Raw records
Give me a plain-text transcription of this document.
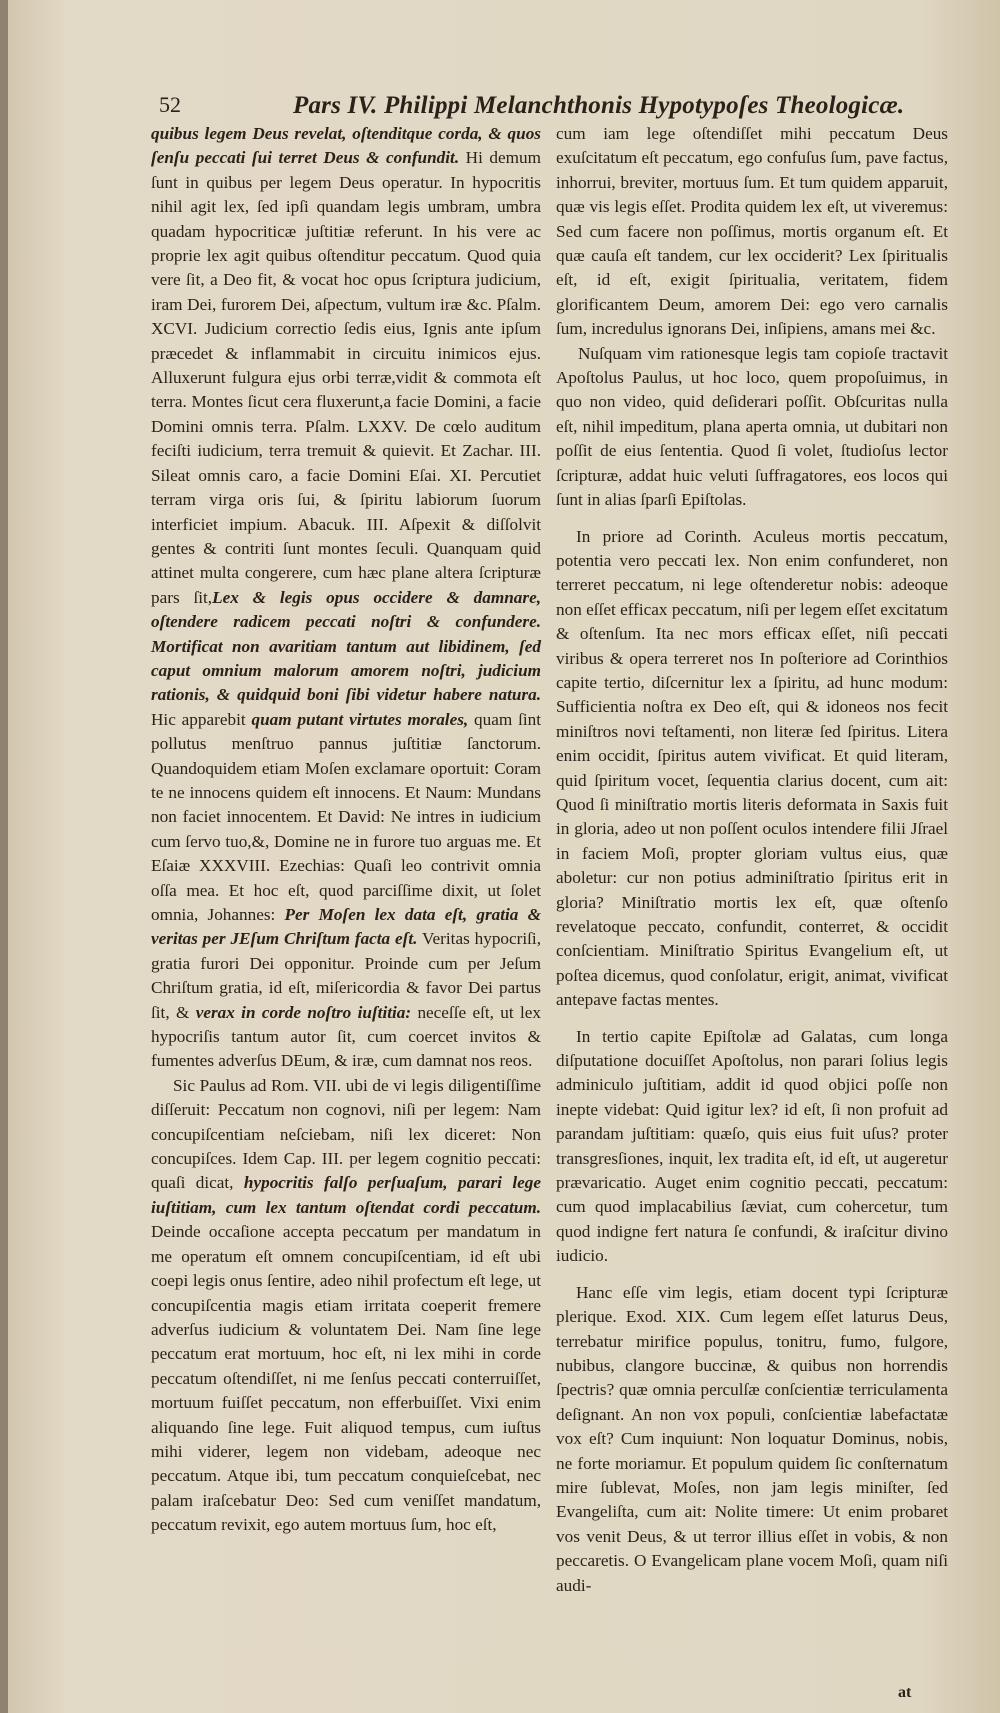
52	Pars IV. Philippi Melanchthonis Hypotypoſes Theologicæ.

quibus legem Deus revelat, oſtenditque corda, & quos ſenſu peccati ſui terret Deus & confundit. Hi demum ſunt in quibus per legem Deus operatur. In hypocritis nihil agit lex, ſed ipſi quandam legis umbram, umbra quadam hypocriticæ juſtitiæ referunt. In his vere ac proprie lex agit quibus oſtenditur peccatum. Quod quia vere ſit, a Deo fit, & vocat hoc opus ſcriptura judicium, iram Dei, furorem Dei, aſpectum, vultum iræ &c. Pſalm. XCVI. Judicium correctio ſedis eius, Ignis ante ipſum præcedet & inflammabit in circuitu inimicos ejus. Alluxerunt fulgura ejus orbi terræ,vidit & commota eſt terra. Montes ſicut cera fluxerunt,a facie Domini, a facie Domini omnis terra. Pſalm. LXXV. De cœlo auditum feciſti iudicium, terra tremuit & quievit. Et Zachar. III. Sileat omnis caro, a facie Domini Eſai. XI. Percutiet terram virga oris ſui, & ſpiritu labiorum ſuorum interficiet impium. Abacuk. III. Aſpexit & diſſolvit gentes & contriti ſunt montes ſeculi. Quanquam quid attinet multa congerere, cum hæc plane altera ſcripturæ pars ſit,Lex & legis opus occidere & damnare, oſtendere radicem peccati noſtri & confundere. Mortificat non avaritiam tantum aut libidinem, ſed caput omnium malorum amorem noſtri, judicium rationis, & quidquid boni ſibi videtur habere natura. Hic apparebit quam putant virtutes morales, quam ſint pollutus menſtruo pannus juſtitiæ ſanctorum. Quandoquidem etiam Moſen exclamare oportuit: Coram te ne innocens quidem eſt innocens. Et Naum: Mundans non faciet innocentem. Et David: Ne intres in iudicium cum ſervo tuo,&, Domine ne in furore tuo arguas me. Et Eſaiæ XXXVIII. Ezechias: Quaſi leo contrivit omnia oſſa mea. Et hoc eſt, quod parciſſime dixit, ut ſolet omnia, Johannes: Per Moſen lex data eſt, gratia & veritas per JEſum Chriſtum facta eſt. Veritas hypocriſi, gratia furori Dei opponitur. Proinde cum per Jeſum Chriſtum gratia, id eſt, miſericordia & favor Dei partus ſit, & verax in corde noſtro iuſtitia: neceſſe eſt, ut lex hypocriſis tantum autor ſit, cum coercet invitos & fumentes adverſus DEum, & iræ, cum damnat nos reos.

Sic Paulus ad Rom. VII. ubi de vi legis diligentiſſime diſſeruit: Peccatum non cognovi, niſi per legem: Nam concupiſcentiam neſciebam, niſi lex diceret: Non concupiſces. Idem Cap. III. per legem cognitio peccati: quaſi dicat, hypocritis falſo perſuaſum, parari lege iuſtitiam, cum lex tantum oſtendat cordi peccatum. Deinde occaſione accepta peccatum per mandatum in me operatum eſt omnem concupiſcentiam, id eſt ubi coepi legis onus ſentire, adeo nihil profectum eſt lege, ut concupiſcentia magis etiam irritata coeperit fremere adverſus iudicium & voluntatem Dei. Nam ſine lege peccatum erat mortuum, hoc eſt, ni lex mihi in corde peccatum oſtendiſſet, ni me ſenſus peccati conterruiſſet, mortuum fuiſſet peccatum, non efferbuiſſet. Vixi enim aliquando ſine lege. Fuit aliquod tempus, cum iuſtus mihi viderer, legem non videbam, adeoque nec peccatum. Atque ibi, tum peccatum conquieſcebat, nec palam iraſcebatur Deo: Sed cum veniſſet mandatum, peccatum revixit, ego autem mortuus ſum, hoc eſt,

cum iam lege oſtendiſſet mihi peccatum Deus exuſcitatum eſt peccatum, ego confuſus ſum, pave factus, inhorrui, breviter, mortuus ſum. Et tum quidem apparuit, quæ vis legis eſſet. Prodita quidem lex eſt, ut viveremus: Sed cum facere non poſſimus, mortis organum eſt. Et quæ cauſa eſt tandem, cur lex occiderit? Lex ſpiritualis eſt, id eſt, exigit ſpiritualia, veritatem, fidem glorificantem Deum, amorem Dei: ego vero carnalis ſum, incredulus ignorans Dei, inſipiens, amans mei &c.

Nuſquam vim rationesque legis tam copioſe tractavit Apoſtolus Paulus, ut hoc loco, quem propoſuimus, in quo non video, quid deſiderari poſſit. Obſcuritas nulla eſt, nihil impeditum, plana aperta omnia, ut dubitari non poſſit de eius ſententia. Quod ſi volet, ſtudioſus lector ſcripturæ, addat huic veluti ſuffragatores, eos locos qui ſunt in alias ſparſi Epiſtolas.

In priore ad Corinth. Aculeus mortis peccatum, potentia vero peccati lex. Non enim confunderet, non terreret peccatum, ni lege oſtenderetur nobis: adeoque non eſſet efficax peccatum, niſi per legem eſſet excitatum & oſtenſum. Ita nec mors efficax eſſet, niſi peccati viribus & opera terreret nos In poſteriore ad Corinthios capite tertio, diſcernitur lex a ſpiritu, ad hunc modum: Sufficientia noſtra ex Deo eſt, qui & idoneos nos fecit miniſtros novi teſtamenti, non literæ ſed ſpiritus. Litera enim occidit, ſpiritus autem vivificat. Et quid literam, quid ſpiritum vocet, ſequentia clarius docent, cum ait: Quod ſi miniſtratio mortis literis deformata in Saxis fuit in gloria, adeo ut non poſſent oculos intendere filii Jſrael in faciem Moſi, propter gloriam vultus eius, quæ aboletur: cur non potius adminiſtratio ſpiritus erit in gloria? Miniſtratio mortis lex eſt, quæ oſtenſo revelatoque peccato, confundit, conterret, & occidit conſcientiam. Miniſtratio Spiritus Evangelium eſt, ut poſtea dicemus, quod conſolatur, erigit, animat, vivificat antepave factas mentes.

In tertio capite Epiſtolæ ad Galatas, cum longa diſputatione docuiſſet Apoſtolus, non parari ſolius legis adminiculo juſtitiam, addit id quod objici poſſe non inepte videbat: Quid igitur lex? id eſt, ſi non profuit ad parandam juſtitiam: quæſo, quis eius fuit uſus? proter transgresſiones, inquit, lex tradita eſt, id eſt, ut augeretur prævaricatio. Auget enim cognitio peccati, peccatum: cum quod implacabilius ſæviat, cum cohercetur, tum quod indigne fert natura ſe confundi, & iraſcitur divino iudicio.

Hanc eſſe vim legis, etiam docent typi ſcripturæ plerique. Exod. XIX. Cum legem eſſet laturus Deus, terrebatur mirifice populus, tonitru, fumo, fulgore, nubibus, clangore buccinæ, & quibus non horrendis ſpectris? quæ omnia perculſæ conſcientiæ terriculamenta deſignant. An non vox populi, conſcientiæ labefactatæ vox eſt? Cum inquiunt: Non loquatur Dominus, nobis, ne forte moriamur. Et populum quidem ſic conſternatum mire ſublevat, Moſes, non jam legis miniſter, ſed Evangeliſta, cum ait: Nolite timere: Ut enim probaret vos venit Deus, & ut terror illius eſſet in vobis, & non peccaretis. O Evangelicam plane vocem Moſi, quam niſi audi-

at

---

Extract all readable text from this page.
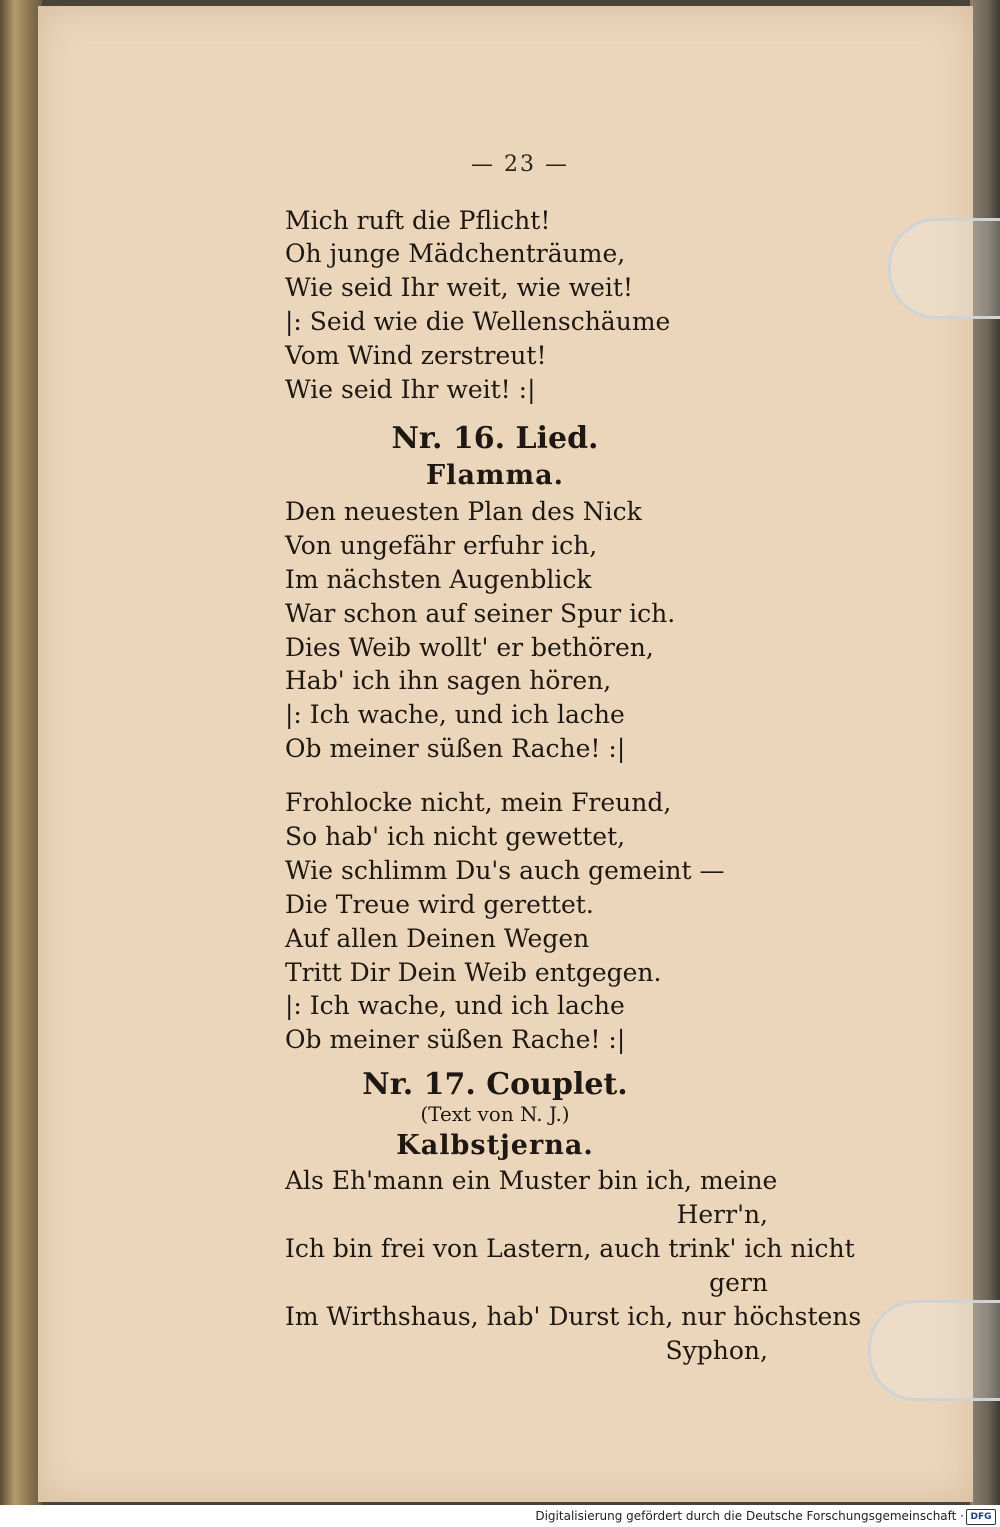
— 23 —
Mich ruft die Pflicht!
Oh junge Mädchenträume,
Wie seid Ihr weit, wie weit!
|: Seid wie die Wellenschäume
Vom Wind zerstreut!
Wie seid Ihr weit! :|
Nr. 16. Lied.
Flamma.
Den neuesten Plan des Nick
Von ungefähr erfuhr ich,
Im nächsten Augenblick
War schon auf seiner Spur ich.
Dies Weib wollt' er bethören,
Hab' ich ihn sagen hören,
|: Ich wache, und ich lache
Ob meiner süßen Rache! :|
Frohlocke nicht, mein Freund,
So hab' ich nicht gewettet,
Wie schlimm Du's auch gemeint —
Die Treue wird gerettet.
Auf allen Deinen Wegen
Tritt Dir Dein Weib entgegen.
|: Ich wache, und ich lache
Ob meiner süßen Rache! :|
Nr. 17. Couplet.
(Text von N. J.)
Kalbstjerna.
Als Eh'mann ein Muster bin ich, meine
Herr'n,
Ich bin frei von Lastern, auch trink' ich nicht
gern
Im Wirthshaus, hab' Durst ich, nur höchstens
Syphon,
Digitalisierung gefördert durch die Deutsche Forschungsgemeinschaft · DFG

— Exercise task —
Copy each line of the entries that includes the word "nicht".

— Solution for this problem —
Frohlocke nicht, mein Freund,
So hab' ich nicht gewettet,
Ich bin frei von Lastern, auch trink' ich nicht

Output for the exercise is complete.